> **TASK STATEMENT**
State the number of lines in these records that include the word "pattern", and add nothing to it.

> **RECORDS SUPPLIED**
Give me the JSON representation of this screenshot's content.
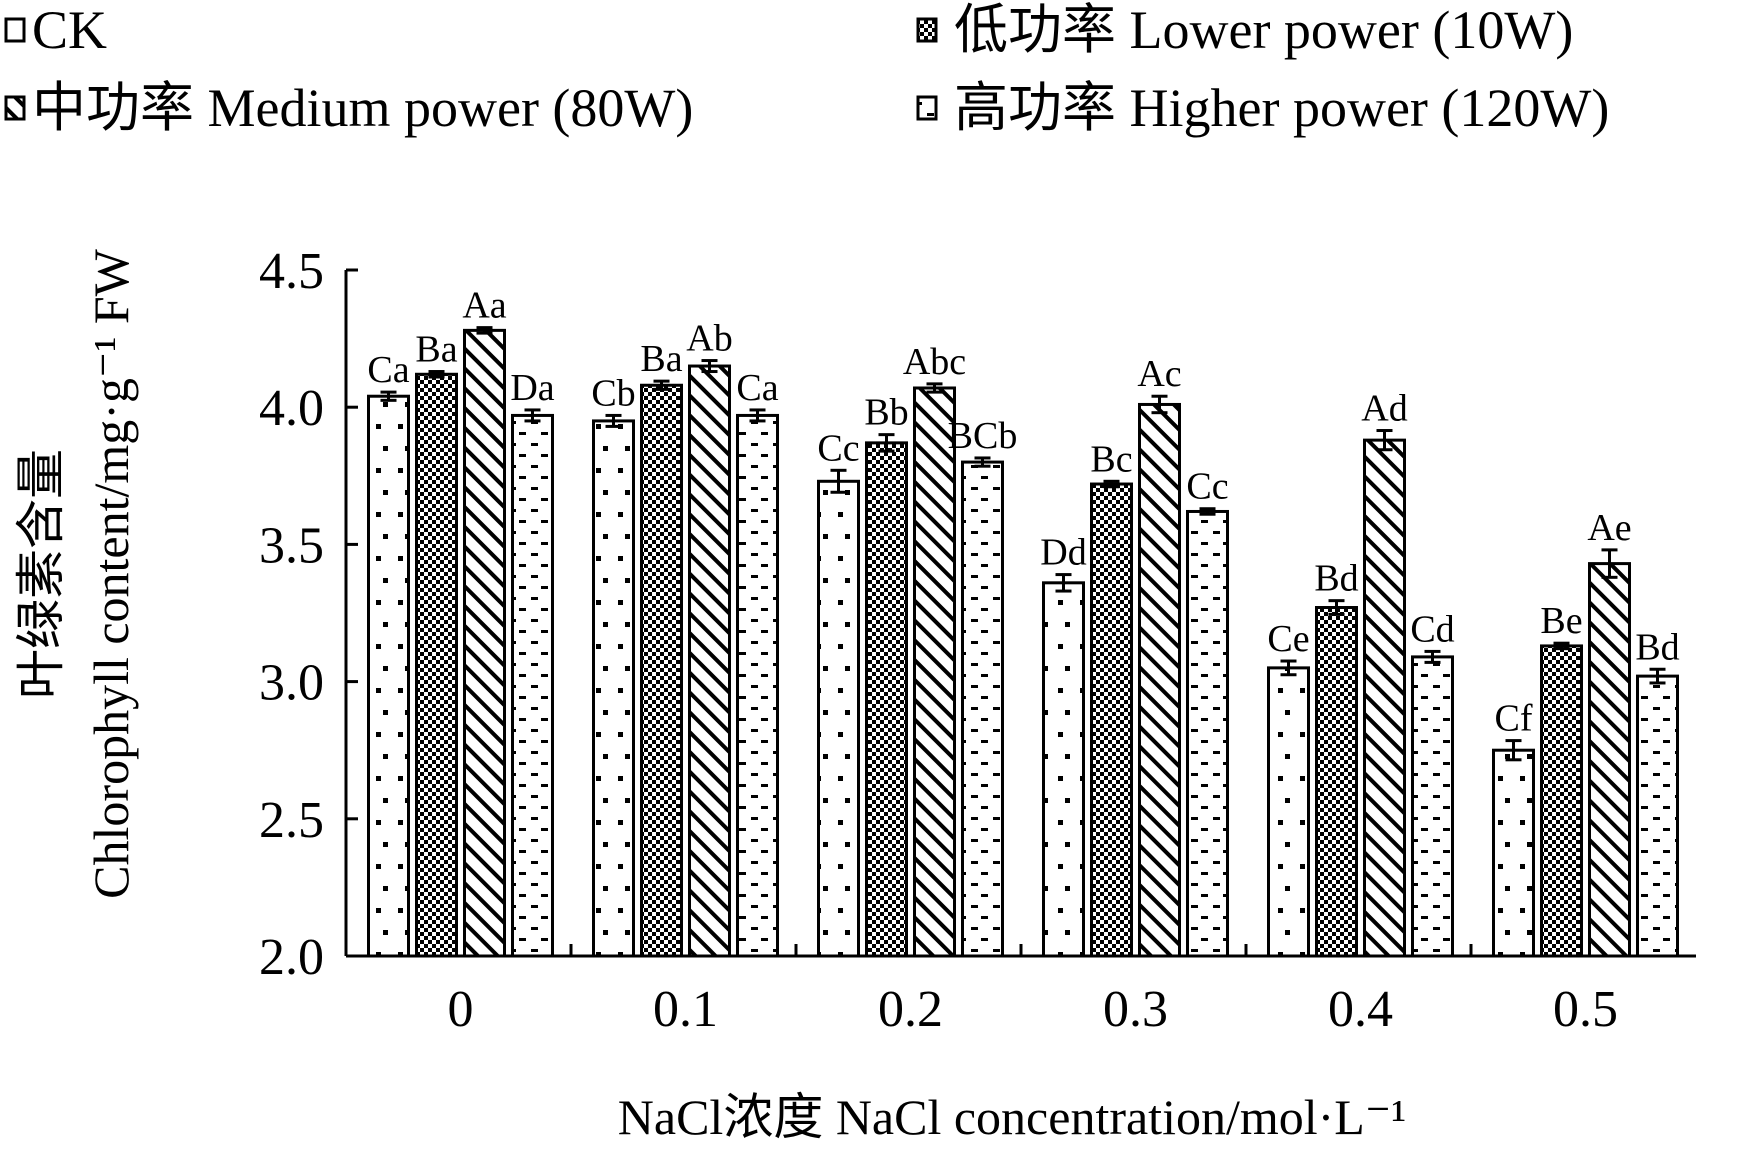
{
  "chart_data": {
    "type": "bar",
    "title": "",
    "xlabel": "NaCl浓度 NaCl concentration/mol·L⁻¹",
    "ylabel_cn": "叶绿素含量",
    "ylabel": "Chlorophyll content/mg·g⁻¹ FW",
    "ylim": [
      2.0,
      4.5
    ],
    "yticks": [
      "2.0",
      "2.5",
      "3.0",
      "3.5",
      "4.0",
      "4.5"
    ],
    "categories": [
      "0",
      "0.1",
      "0.2",
      "0.3",
      "0.4",
      "0.5"
    ],
    "legend_position": "top",
    "series": [
      {
        "name": "CK",
        "pattern": "dots",
        "values": [
          4.04,
          3.95,
          3.73,
          3.36,
          3.05,
          2.75
        ],
        "errors": [
          0.015,
          0.02,
          0.04,
          0.03,
          0.025,
          0.035
        ],
        "labels": [
          "Ca",
          "Cb",
          "Cc",
          "Dd",
          "Ce",
          "Cf"
        ]
      },
      {
        "name": "低功率 Lower power (10W)",
        "pattern": "checker",
        "values": [
          4.12,
          4.08,
          3.87,
          3.72,
          3.27,
          3.13
        ],
        "errors": [
          0.01,
          0.015,
          0.03,
          0.01,
          0.025,
          0.01
        ],
        "labels": [
          "Ba",
          "Ba",
          "Bb",
          "Bc",
          "Bd",
          "Be"
        ]
      },
      {
        "name": "中功率 Medium power (80W)",
        "pattern": "diagonal",
        "values": [
          4.28,
          4.15,
          4.07,
          4.01,
          3.88,
          3.43
        ],
        "errors": [
          0.01,
          0.02,
          0.015,
          0.03,
          0.035,
          0.05
        ],
        "labels": [
          "Aa",
          "Ab",
          "Abc",
          "Ac",
          "Ad",
          "Ae"
        ]
      },
      {
        "name": "高功率 Higher power (120W)",
        "pattern": "dashes",
        "values": [
          3.97,
          3.97,
          3.8,
          3.62,
          3.09,
          3.02
        ],
        "errors": [
          0.02,
          0.02,
          0.015,
          0.01,
          0.02,
          0.025
        ],
        "labels": [
          "Da",
          "Ca",
          "BCb",
          "Cc",
          "Cd",
          "Bd"
        ]
      }
    ]
  }
}
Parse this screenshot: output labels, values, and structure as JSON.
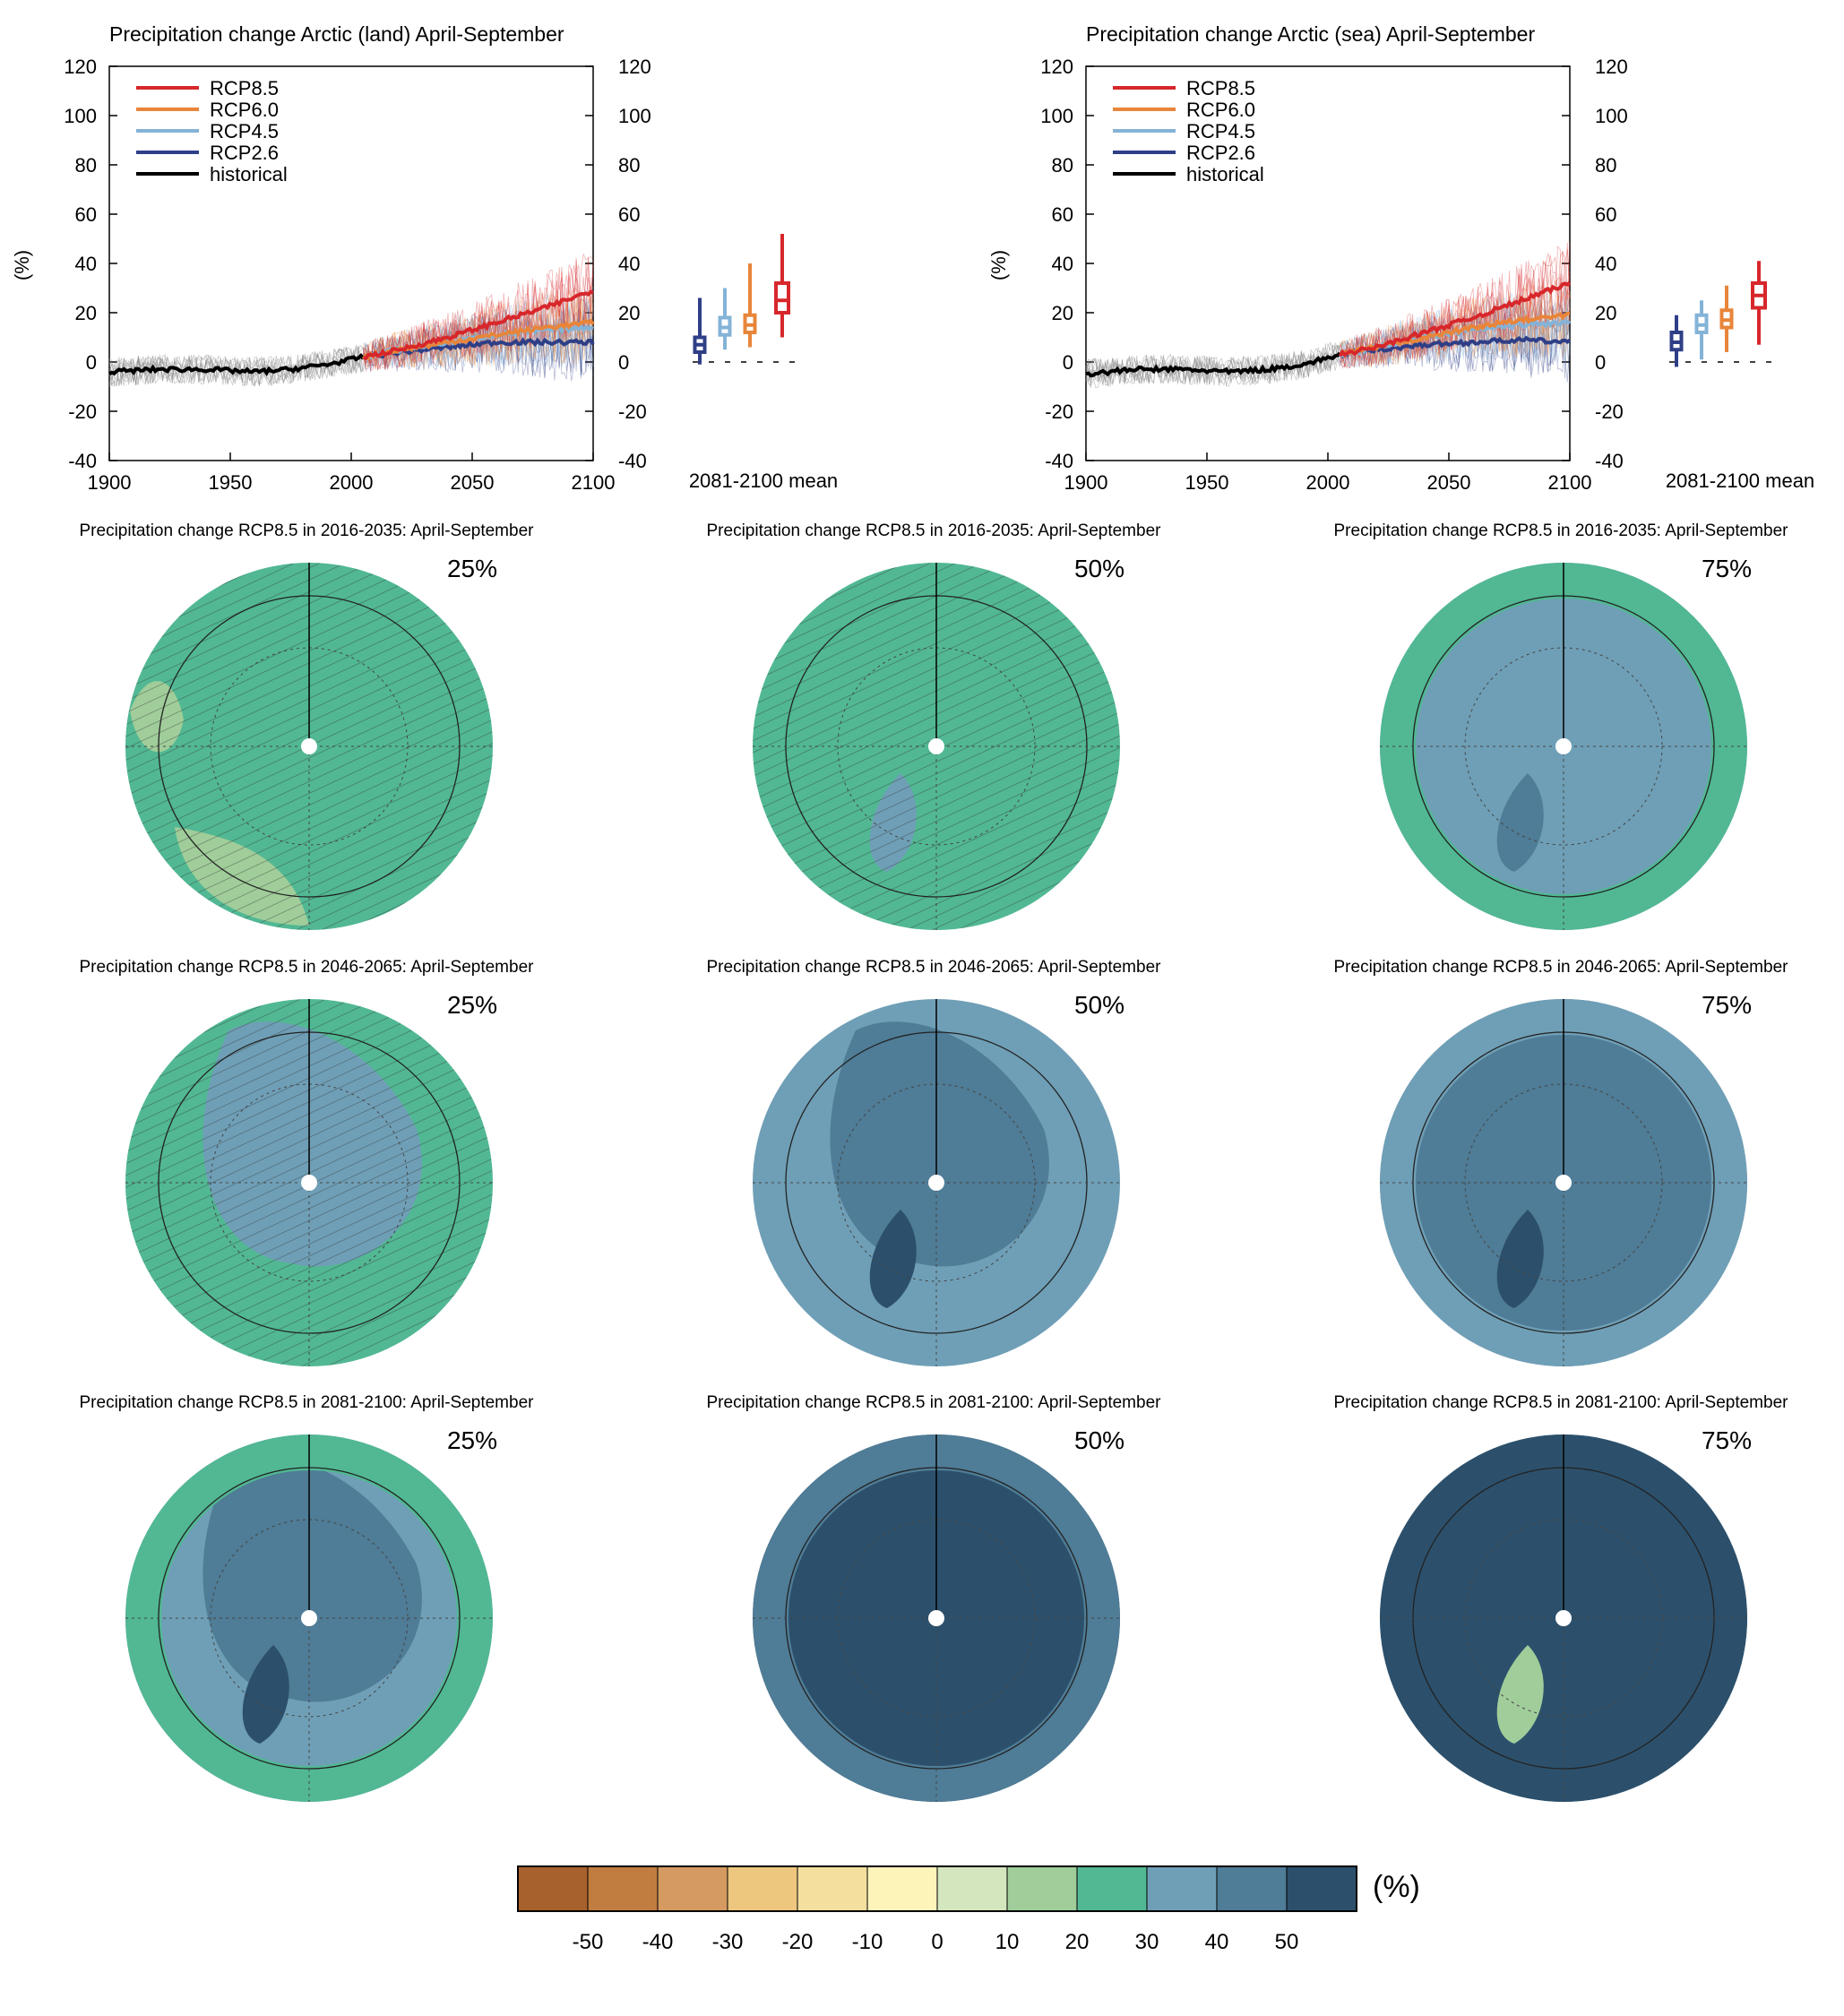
{
  "colors": {
    "rcp85": "#d7272b",
    "rcp60": "#e8853a",
    "rcp45": "#84b3d7",
    "rcp26": "#2f3f87",
    "historical": "#000000",
    "hist_spread": "#888888",
    "ocean_frame": "#000000"
  },
  "chart_data": [
    {
      "type": "line",
      "title": "Precipitation change Arctic (land) April-September",
      "ylabel": "(%)",
      "xlim": [
        1900,
        2100
      ],
      "ylim": [
        -40,
        120
      ],
      "xticks": [
        "1900",
        "1950",
        "2000",
        "2050",
        "2100"
      ],
      "yticks": [
        "-40",
        "-20",
        "0",
        "20",
        "40",
        "60",
        "80",
        "100",
        "120"
      ],
      "legend_position": "top-left",
      "series": [
        {
          "name": "RCP8.5",
          "key": "rcp85",
          "x": [
            2005,
            2020,
            2040,
            2060,
            2080,
            2100
          ],
          "values": [
            2,
            5,
            10,
            16,
            22,
            29
          ]
        },
        {
          "name": "RCP6.0",
          "key": "rcp60",
          "x": [
            2005,
            2020,
            2040,
            2060,
            2080,
            2100
          ],
          "values": [
            2,
            5,
            8,
            11,
            14,
            16
          ]
        },
        {
          "name": "RCP4.5",
          "key": "rcp45",
          "x": [
            2005,
            2020,
            2040,
            2060,
            2080,
            2100
          ],
          "values": [
            2,
            5,
            8,
            11,
            13,
            14
          ]
        },
        {
          "name": "RCP2.6",
          "key": "rcp26",
          "x": [
            2005,
            2020,
            2040,
            2060,
            2080,
            2100
          ],
          "values": [
            2,
            4,
            6,
            8,
            8,
            8
          ]
        },
        {
          "name": "historical",
          "key": "historical",
          "x": [
            1900,
            1920,
            1940,
            1960,
            1975,
            1990,
            2005
          ],
          "values": [
            -4,
            -3,
            -3,
            -4,
            -3,
            -1,
            2
          ]
        }
      ],
      "boxplot": {
        "label": "2081-2100 mean",
        "boxes": [
          {
            "key": "rcp26",
            "min": -1,
            "q1": 4,
            "median": 7,
            "q3": 10,
            "max": 26
          },
          {
            "key": "rcp45",
            "min": 5,
            "q1": 11,
            "median": 14,
            "q3": 18,
            "max": 30
          },
          {
            "key": "rcp60",
            "min": 6,
            "q1": 12,
            "median": 15,
            "q3": 19,
            "max": 40
          },
          {
            "key": "rcp85",
            "min": 10,
            "q1": 20,
            "median": 25,
            "q3": 32,
            "max": 52
          }
        ]
      }
    },
    {
      "type": "line",
      "title": "Precipitation change Arctic (sea) April-September",
      "ylabel": "(%)",
      "xlim": [
        1900,
        2100
      ],
      "ylim": [
        -40,
        120
      ],
      "xticks": [
        "1900",
        "1950",
        "2000",
        "2050",
        "2100"
      ],
      "yticks": [
        "-40",
        "-20",
        "0",
        "20",
        "40",
        "60",
        "80",
        "100",
        "120"
      ],
      "legend_position": "top-left",
      "series": [
        {
          "name": "RCP8.5",
          "key": "rcp85",
          "x": [
            2005,
            2020,
            2040,
            2060,
            2080,
            2100
          ],
          "values": [
            3,
            6,
            12,
            18,
            25,
            32
          ]
        },
        {
          "name": "RCP6.0",
          "key": "rcp60",
          "x": [
            2005,
            2020,
            2040,
            2060,
            2080,
            2100
          ],
          "values": [
            3,
            6,
            10,
            14,
            17,
            19
          ]
        },
        {
          "name": "RCP4.5",
          "key": "rcp45",
          "x": [
            2005,
            2020,
            2040,
            2060,
            2080,
            2100
          ],
          "values": [
            3,
            6,
            10,
            13,
            15,
            16
          ]
        },
        {
          "name": "RCP2.6",
          "key": "rcp26",
          "x": [
            2005,
            2020,
            2040,
            2060,
            2080,
            2100
          ],
          "values": [
            3,
            5,
            7,
            8,
            9,
            8
          ]
        },
        {
          "name": "historical",
          "key": "historical",
          "x": [
            1900,
            1920,
            1940,
            1960,
            1975,
            1990,
            2005
          ],
          "values": [
            -5,
            -3,
            -3,
            -4,
            -3,
            -1,
            3
          ]
        }
      ],
      "boxplot": {
        "label": "2081-2100 mean",
        "boxes": [
          {
            "key": "rcp26",
            "min": -2,
            "q1": 5,
            "median": 8,
            "q3": 12,
            "max": 19
          },
          {
            "key": "rcp45",
            "min": 1,
            "q1": 12,
            "median": 15,
            "q3": 19,
            "max": 25
          },
          {
            "key": "rcp60",
            "min": 4,
            "q1": 14,
            "median": 17,
            "q3": 21,
            "max": 31
          },
          {
            "key": "rcp85",
            "min": 7,
            "q1": 22,
            "median": 27,
            "q3": 32,
            "max": 41
          }
        ]
      }
    }
  ],
  "maps": {
    "rows": [
      {
        "title": "Precipitation change RCP8.5 in 2016-2035: April-September",
        "panels": [
          {
            "percentile": "25%",
            "base_level": 10,
            "patches": [
              {
                "level": 0,
                "area": "atlantic"
              },
              {
                "level": 0,
                "area": "siberia"
              }
            ],
            "hatched": true
          },
          {
            "percentile": "50%",
            "base_level": 10,
            "patches": [
              {
                "level": 20,
                "area": "greenland"
              }
            ],
            "hatched": true
          },
          {
            "percentile": "75%",
            "base_level": 20,
            "patches": [
              {
                "level": 30,
                "area": "greenland"
              },
              {
                "level": 10,
                "area": "rim"
              }
            ],
            "hatched": false
          }
        ]
      },
      {
        "title": "Precipitation change RCP8.5 in 2046-2065: April-September",
        "panels": [
          {
            "percentile": "25%",
            "base_level": 10,
            "patches": [
              {
                "level": 20,
                "area": "center"
              }
            ],
            "hatched": true
          },
          {
            "percentile": "50%",
            "base_level": 20,
            "patches": [
              {
                "level": 30,
                "area": "center"
              },
              {
                "level": 40,
                "area": "greenland"
              }
            ],
            "hatched": false
          },
          {
            "percentile": "75%",
            "base_level": 30,
            "patches": [
              {
                "level": 20,
                "area": "rim"
              },
              {
                "level": 40,
                "area": "greenland"
              }
            ],
            "hatched": false
          }
        ]
      },
      {
        "title": "Precipitation change RCP8.5 in 2081-2100: April-September",
        "panels": [
          {
            "percentile": "25%",
            "base_level": 20,
            "patches": [
              {
                "level": 30,
                "area": "center"
              },
              {
                "level": 40,
                "area": "greenland"
              },
              {
                "level": 10,
                "area": "rim"
              }
            ],
            "hatched": false
          },
          {
            "percentile": "50%",
            "base_level": 40,
            "patches": [
              {
                "level": 30,
                "area": "rim"
              },
              {
                "level": 50,
                "area": "greenland"
              }
            ],
            "hatched": false
          },
          {
            "percentile": "75%",
            "base_level": 50,
            "patches": [
              {
                "level": 40,
                "area": "rim"
              },
              {
                "level": 50,
                "area": "center"
              },
              {
                "level": 60,
                "area": "greenland"
              }
            ],
            "hatched": false
          }
        ]
      }
    ]
  },
  "colorbar": {
    "unit": "(%)",
    "ticks": [
      "-50",
      "-40",
      "-30",
      "-20",
      "-10",
      "0",
      "10",
      "20",
      "30",
      "40",
      "50"
    ],
    "levels": [
      -60,
      -50,
      -40,
      -30,
      -20,
      -10,
      0,
      10,
      20,
      30,
      40,
      50
    ],
    "colors": [
      "#a7612d",
      "#c17c3f",
      "#d49a61",
      "#eec77e",
      "#f4df9e",
      "#fdf4ba",
      "#d4e6bd",
      "#a0cd9a",
      "#51b893",
      "#6f9fb6",
      "#4f7c96",
      "#2c506b"
    ]
  }
}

> **THE RESPONSE**
4